> **A run of records**
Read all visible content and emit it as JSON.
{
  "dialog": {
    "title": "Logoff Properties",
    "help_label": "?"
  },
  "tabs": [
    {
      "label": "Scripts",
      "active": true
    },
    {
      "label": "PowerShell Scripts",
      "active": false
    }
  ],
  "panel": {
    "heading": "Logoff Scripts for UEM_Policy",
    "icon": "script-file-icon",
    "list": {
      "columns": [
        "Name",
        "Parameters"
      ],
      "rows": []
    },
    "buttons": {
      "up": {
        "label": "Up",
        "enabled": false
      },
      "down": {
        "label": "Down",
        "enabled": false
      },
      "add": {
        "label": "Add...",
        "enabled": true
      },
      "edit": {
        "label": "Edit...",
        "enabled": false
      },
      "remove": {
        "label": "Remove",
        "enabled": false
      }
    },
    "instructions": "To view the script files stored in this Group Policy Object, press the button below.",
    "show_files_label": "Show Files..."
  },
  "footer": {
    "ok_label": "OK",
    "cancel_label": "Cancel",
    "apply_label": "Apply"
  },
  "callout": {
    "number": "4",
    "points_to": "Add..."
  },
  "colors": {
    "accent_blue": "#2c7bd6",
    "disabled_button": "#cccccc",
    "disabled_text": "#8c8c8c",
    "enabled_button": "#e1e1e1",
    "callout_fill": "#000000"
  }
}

> **EXERCISE REQUIREMENTS**
Make an exact copy of every entry.

> **COMPLETED EXERCISE**
Read all visible content and emit it as JSON.
{
  "dialog": {
    "title": "Logoff Properties",
    "help_label": "?"
  },
  "tabs": [
    {
      "label": "Scripts",
      "active": true
    },
    {
      "label": "PowerShell Scripts",
      "active": false
    }
  ],
  "panel": {
    "heading": "Logoff Scripts for UEM_Policy",
    "icon": "script-file-icon",
    "list": {
      "columns": [
        "Name",
        "Parameters"
      ],
      "rows": []
    },
    "buttons": {
      "up": {
        "label": "Up",
        "enabled": false
      },
      "down": {
        "label": "Down",
        "enabled": false
      },
      "add": {
        "label": "Add...",
        "enabled": true
      },
      "edit": {
        "label": "Edit...",
        "enabled": false
      },
      "remove": {
        "label": "Remove",
        "enabled": false
      }
    },
    "instructions": "To view the script files stored in this Group Policy Object, press the button below.",
    "show_files_label": "Show Files..."
  },
  "footer": {
    "ok_label": "OK",
    "cancel_label": "Cancel",
    "apply_label": "Apply"
  },
  "callout": {
    "number": "4",
    "points_to": "Add..."
  },
  "colors": {
    "accent_blue": "#2c7bd6",
    "disabled_button": "#cccccc",
    "disabled_text": "#8c8c8c",
    "enabled_button": "#e1e1e1",
    "callout_fill": "#000000"
  }
}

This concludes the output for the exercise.